SET PROBLEM
Render every entry exactly as it appears.

INPUT RECORDS
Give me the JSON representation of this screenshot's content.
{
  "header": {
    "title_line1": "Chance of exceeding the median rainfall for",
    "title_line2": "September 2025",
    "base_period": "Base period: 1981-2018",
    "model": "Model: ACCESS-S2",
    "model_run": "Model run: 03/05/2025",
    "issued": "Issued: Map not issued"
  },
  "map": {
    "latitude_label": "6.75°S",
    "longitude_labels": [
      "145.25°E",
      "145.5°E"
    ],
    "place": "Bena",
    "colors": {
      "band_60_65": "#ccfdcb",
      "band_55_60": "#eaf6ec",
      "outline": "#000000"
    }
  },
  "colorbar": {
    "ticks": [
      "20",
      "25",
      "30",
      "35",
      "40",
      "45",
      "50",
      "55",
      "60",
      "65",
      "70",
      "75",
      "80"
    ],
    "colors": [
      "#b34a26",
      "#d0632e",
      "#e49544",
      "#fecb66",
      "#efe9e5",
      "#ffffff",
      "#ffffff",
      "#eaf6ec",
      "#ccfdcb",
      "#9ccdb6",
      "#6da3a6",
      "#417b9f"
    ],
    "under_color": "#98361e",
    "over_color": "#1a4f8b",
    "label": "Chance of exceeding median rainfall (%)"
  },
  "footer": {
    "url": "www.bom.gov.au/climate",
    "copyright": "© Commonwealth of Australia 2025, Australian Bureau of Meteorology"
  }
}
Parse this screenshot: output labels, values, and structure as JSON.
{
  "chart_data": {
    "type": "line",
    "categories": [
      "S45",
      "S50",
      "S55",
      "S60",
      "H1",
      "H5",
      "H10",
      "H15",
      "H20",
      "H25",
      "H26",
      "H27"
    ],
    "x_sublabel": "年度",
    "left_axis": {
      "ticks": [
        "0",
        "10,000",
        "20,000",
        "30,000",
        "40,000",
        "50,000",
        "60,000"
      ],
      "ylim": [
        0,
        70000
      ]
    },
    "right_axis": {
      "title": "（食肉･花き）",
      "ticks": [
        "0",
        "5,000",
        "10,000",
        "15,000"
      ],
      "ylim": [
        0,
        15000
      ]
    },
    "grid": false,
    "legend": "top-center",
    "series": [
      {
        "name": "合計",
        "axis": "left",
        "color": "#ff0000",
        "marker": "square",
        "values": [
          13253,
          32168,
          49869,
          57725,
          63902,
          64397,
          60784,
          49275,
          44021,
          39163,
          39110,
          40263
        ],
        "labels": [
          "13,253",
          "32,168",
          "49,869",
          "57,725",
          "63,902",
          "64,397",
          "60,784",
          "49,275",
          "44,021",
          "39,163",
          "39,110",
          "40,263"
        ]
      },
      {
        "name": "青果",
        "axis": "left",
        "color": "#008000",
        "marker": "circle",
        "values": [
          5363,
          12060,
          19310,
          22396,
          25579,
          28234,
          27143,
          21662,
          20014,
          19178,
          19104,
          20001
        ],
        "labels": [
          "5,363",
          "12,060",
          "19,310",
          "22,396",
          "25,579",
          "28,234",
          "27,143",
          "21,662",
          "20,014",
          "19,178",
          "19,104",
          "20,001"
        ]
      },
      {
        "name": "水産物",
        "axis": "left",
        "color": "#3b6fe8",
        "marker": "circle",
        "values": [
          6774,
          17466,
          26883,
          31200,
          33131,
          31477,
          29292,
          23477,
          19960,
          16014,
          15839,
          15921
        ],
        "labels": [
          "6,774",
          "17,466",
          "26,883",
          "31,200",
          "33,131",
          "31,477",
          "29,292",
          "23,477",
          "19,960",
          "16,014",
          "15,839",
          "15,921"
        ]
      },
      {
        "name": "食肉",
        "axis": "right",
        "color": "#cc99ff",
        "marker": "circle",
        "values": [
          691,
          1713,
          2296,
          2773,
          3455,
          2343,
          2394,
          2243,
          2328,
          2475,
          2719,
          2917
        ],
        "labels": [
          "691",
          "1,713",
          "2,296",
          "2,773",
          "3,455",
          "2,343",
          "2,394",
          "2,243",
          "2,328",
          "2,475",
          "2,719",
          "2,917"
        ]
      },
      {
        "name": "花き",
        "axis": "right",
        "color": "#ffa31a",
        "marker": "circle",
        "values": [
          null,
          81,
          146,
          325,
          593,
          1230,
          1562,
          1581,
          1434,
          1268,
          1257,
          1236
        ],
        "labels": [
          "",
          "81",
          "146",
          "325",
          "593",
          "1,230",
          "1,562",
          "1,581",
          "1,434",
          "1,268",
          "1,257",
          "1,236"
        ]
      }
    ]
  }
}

RESULT
Give me the JSON representation of this screenshot's content.
{
  "header": {
    "title_line1": "Chance of exceeding the median rainfall for",
    "title_line2": "September 2025",
    "base_period": "Base period: 1981-2018",
    "model": "Model: ACCESS-S2",
    "model_run": "Model run: 03/05/2025",
    "issued": "Issued: Map not issued"
  },
  "map": {
    "latitude_label": "6.75°S",
    "longitude_labels": [
      "145.25°E",
      "145.5°E"
    ],
    "place": "Bena",
    "colors": {
      "band_60_65": "#ccfdcb",
      "band_55_60": "#eaf6ec",
      "outline": "#000000"
    }
  },
  "colorbar": {
    "ticks": [
      "20",
      "25",
      "30",
      "35",
      "40",
      "45",
      "50",
      "55",
      "60",
      "65",
      "70",
      "75",
      "80"
    ],
    "colors": [
      "#b34a26",
      "#d0632e",
      "#e49544",
      "#fecb66",
      "#efe9e5",
      "#ffffff",
      "#ffffff",
      "#eaf6ec",
      "#ccfdcb",
      "#9ccdb6",
      "#6da3a6",
      "#417b9f"
    ],
    "under_color": "#98361e",
    "over_color": "#1a4f8b",
    "label": "Chance of exceeding median rainfall (%)"
  },
  "footer": {
    "url": "www.bom.gov.au/climate",
    "copyright": "© Commonwealth of Australia 2025, Australian Bureau of Meteorology"
  }
}
Parse this screenshot: output labels, values, and structure as JSON.
{
  "chart_data": {
    "type": "line",
    "categories": [
      "S45",
      "S50",
      "S55",
      "S60",
      "H1",
      "H5",
      "H10",
      "H15",
      "H20",
      "H25",
      "H26",
      "H27"
    ],
    "x_sublabel": "年度",
    "left_axis": {
      "ticks": [
        "0",
        "10,000",
        "20,000",
        "30,000",
        "40,000",
        "50,000",
        "60,000"
      ],
      "ylim": [
        0,
        70000
      ]
    },
    "right_axis": {
      "title": "（食肉･花き）",
      "ticks": [
        "0",
        "5,000",
        "10,000",
        "15,000"
      ],
      "ylim": [
        0,
        15000
      ]
    },
    "grid": false,
    "legend": "top-center",
    "series": [
      {
        "name": "合計",
        "axis": "left",
        "color": "#ff0000",
        "marker": "square",
        "values": [
          13253,
          32168,
          49869,
          57725,
          63902,
          64397,
          60784,
          49275,
          44021,
          39163,
          39110,
          40263
        ],
        "labels": [
          "13,253",
          "32,168",
          "49,869",
          "57,725",
          "63,902",
          "64,397",
          "60,784",
          "49,275",
          "44,021",
          "39,163",
          "39,110",
          "40,263"
        ]
      },
      {
        "name": "青果",
        "axis": "left",
        "color": "#008000",
        "marker": "circle",
        "values": [
          5363,
          12060,
          19310,
          22396,
          25579,
          28234,
          27143,
          21662,
          20014,
          19178,
          19104,
          20001
        ],
        "labels": [
          "5,363",
          "12,060",
          "19,310",
          "22,396",
          "25,579",
          "28,234",
          "27,143",
          "21,662",
          "20,014",
          "19,178",
          "19,104",
          "20,001"
        ]
      },
      {
        "name": "水産物",
        "axis": "left",
        "color": "#3b6fe8",
        "marker": "circle",
        "values": [
          6774,
          17466,
          26883,
          31200,
          33131,
          31477,
          29292,
          23477,
          19960,
          16014,
          15839,
          15921
        ],
        "labels": [
          "6,774",
          "17,466",
          "26,883",
          "31,200",
          "33,131",
          "31,477",
          "29,292",
          "23,477",
          "19,960",
          "16,014",
          "15,839",
          "15,921"
        ]
      },
      {
        "name": "食肉",
        "axis": "right",
        "color": "#cc99ff",
        "marker": "circle",
        "values": [
          691,
          1713,
          2296,
          2773,
          3455,
          2343,
          2394,
          2243,
          2328,
          2475,
          2719,
          2917
        ],
        "labels": [
          "691",
          "1,713",
          "2,296",
          "2,773",
          "3,455",
          "2,343",
          "2,394",
          "2,243",
          "2,328",
          "2,475",
          "2,719",
          "2,917"
        ]
      },
      {
        "name": "花き",
        "axis": "right",
        "color": "#ffa31a",
        "marker": "circle",
        "values": [
          null,
          81,
          146,
          325,
          593,
          1230,
          1562,
          1581,
          1434,
          1268,
          1257,
          1236
        ],
        "labels": [
          "",
          "81",
          "146",
          "325",
          "593",
          "1,230",
          "1,562",
          "1,581",
          "1,434",
          "1,268",
          "1,257",
          "1,236"
        ]
      }
    ]
  }
}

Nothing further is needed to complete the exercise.